---- Exercise data
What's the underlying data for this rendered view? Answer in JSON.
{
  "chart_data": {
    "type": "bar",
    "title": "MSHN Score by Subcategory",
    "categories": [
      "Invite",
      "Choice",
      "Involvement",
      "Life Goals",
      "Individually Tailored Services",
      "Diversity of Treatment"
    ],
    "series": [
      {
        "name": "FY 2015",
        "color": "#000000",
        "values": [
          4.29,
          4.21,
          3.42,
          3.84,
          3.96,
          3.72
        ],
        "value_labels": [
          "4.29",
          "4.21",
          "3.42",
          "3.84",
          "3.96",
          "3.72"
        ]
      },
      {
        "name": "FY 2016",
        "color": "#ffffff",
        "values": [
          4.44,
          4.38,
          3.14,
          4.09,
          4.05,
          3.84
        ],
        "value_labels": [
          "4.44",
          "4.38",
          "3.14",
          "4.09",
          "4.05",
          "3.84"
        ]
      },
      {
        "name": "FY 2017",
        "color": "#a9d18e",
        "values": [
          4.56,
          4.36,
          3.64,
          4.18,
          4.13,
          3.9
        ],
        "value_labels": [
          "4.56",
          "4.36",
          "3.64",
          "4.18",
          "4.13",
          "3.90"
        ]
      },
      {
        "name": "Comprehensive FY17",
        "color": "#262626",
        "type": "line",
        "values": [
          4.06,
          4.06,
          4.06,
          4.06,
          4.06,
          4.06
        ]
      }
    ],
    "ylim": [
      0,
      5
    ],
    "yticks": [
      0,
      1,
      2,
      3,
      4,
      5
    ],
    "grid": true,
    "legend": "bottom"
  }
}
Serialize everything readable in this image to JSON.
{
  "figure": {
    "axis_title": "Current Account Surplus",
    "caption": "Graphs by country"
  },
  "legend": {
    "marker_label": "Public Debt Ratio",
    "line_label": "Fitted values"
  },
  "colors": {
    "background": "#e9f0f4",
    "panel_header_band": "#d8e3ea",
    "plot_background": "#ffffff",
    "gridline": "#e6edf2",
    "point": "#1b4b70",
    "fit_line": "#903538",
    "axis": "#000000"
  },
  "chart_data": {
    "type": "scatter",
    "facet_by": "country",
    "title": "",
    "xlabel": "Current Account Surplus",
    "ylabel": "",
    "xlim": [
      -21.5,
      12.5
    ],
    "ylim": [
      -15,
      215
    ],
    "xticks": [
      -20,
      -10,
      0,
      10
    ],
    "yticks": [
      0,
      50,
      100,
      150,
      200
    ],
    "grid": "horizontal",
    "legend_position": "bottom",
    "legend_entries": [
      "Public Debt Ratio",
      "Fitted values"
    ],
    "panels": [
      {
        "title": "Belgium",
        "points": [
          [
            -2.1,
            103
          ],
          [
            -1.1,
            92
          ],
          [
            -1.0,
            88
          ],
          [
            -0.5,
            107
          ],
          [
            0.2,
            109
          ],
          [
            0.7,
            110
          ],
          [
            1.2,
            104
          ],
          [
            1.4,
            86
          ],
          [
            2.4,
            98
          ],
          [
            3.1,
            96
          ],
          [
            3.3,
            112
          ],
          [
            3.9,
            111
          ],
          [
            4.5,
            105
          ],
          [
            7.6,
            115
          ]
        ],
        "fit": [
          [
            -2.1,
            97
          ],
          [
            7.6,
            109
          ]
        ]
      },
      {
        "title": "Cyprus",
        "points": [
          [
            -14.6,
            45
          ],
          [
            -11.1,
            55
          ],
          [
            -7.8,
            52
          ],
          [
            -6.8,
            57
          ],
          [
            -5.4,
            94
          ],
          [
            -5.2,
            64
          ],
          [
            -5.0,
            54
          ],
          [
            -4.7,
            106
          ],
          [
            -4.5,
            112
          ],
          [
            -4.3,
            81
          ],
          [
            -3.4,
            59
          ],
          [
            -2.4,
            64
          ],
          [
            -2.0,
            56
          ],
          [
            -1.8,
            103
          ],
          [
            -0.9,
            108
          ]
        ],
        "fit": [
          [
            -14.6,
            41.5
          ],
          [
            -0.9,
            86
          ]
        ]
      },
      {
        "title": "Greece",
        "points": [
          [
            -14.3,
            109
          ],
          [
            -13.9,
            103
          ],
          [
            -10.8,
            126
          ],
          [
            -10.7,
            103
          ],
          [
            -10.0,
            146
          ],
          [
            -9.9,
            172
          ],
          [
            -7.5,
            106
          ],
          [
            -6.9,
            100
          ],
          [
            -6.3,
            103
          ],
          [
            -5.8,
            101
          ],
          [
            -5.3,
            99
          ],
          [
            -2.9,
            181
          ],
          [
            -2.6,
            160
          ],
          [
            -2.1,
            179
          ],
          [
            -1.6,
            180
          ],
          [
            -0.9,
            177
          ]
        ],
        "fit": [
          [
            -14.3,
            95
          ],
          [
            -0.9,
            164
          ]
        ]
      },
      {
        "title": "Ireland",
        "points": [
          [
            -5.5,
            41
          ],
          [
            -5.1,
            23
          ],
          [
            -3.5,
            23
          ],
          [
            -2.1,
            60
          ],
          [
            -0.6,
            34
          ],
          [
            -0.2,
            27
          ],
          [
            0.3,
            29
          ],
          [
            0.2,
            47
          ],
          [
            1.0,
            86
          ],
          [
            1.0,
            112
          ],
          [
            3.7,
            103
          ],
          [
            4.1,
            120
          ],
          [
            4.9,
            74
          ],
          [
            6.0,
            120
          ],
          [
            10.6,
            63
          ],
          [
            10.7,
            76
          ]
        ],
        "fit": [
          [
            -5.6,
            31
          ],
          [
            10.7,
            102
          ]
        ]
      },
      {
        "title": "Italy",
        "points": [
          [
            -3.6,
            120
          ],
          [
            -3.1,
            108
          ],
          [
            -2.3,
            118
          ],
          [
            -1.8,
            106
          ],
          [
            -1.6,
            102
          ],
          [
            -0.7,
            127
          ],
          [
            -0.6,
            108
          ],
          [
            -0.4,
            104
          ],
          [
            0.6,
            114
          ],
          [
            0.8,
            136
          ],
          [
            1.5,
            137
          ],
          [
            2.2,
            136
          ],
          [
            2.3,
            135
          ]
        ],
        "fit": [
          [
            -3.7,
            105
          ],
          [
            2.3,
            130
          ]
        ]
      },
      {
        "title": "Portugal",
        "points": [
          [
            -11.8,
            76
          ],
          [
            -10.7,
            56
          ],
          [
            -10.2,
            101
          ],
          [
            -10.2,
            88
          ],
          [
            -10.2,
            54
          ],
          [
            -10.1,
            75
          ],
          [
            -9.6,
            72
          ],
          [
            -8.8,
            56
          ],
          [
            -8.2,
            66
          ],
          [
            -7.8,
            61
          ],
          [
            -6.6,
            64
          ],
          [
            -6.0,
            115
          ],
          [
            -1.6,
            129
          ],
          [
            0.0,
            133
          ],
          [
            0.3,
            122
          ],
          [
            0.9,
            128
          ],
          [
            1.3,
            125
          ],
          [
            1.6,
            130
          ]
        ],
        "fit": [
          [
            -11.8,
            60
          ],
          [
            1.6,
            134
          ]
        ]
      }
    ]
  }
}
--------
• [Written exercise] Search the data above for the word "Account", then gather each line in which it appears.

• [Answer to this task]
    "axis_title": "Current Account Surplus",
    "xlabel": "Current Account Surplus",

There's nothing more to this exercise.